(Stored items from a collection)
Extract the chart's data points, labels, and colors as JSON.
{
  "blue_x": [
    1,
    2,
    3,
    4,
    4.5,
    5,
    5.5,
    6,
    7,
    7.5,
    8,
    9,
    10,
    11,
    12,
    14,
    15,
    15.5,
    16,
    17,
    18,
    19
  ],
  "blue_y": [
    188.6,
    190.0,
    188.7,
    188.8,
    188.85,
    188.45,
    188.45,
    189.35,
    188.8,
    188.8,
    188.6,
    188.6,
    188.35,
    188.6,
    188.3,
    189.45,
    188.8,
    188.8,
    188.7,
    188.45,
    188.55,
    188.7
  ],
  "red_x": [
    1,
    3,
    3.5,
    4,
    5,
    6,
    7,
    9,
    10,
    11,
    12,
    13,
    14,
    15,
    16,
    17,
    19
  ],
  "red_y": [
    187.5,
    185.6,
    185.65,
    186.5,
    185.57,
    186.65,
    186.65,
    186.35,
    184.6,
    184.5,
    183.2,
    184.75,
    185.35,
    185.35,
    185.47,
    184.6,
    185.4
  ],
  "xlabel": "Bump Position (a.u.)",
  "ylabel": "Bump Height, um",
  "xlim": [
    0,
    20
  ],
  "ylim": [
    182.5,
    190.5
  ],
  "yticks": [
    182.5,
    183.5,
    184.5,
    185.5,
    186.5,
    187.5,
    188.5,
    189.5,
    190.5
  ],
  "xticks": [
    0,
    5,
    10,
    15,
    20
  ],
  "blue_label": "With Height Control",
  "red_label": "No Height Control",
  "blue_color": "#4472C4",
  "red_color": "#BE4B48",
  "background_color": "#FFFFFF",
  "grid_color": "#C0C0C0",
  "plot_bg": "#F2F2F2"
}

### Stated problem
Every record shown above should be written out again exactly.

### Task result
Extract the chart's data points, labels, and colors as JSON.
{
  "blue_x": [
    1,
    2,
    3,
    4,
    4.5,
    5,
    5.5,
    6,
    7,
    7.5,
    8,
    9,
    10,
    11,
    12,
    14,
    15,
    15.5,
    16,
    17,
    18,
    19
  ],
  "blue_y": [
    188.6,
    190.0,
    188.7,
    188.8,
    188.85,
    188.45,
    188.45,
    189.35,
    188.8,
    188.8,
    188.6,
    188.6,
    188.35,
    188.6,
    188.3,
    189.45,
    188.8,
    188.8,
    188.7,
    188.45,
    188.55,
    188.7
  ],
  "red_x": [
    1,
    3,
    3.5,
    4,
    5,
    6,
    7,
    9,
    10,
    11,
    12,
    13,
    14,
    15,
    16,
    17,
    19
  ],
  "red_y": [
    187.5,
    185.6,
    185.65,
    186.5,
    185.57,
    186.65,
    186.65,
    186.35,
    184.6,
    184.5,
    183.2,
    184.75,
    185.35,
    185.35,
    185.47,
    184.6,
    185.4
  ],
  "xlabel": "Bump Position (a.u.)",
  "ylabel": "Bump Height, um",
  "xlim": [
    0,
    20
  ],
  "ylim": [
    182.5,
    190.5
  ],
  "yticks": [
    182.5,
    183.5,
    184.5,
    185.5,
    186.5,
    187.5,
    188.5,
    189.5,
    190.5
  ],
  "xticks": [
    0,
    5,
    10,
    15,
    20
  ],
  "blue_label": "With Height Control",
  "red_label": "No Height Control",
  "blue_color": "#4472C4",
  "red_color": "#BE4B48",
  "background_color": "#FFFFFF",
  "grid_color": "#C0C0C0",
  "plot_bg": "#F2F2F2"
}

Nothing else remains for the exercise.